GOAL | In the entries that follow, how many lines contain the word "МООИ"? Answer with the number only.

SUPPLIED DATA |

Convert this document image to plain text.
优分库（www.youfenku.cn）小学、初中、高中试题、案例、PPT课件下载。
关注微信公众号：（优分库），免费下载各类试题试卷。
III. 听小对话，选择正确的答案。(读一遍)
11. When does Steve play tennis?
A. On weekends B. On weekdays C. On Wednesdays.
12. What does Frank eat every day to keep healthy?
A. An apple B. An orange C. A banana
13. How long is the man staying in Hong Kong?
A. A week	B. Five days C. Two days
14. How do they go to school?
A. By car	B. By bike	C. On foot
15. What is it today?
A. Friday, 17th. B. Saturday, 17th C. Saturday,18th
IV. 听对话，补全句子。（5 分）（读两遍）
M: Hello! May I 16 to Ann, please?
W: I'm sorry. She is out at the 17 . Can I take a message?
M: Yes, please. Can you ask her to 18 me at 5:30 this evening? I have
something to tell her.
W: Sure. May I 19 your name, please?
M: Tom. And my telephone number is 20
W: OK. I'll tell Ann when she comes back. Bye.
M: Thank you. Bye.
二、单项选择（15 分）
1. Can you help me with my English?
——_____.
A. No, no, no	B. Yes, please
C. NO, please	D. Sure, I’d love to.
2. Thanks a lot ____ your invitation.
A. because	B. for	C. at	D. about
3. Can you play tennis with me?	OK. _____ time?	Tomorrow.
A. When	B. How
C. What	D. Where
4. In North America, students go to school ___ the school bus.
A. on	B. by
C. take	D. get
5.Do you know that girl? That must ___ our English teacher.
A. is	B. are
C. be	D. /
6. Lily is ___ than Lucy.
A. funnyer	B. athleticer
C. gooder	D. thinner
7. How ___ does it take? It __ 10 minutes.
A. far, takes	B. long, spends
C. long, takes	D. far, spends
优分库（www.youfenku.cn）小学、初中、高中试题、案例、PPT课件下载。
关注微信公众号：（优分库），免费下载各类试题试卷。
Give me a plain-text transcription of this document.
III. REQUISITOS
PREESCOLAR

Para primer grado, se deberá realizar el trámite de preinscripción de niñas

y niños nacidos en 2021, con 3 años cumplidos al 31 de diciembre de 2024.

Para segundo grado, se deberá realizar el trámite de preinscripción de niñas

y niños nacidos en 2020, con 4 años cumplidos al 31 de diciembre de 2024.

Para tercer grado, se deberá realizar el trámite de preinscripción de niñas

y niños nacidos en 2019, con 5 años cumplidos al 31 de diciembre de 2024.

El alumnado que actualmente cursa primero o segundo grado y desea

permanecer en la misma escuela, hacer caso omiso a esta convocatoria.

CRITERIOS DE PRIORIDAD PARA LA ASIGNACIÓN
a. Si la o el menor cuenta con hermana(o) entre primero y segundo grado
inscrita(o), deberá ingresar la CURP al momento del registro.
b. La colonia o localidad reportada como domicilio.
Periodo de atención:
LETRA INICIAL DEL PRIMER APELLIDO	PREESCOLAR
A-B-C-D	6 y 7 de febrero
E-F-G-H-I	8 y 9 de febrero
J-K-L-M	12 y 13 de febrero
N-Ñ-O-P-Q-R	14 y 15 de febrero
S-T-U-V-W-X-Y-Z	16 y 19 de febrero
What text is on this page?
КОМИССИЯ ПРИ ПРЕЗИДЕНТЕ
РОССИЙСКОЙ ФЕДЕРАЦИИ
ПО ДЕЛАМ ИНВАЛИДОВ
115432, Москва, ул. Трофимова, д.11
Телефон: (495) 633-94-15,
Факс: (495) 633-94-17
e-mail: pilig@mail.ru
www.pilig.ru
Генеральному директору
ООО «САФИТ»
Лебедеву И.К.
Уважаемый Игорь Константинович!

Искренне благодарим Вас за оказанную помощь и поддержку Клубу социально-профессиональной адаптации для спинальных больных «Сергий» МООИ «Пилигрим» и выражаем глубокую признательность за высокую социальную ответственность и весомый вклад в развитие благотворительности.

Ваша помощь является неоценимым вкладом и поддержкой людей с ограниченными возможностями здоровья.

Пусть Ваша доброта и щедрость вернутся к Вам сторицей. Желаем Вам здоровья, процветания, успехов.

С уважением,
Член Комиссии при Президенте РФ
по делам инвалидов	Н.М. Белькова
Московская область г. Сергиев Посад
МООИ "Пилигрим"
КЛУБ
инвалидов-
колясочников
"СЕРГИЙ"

EXERCISE ANSWER | 2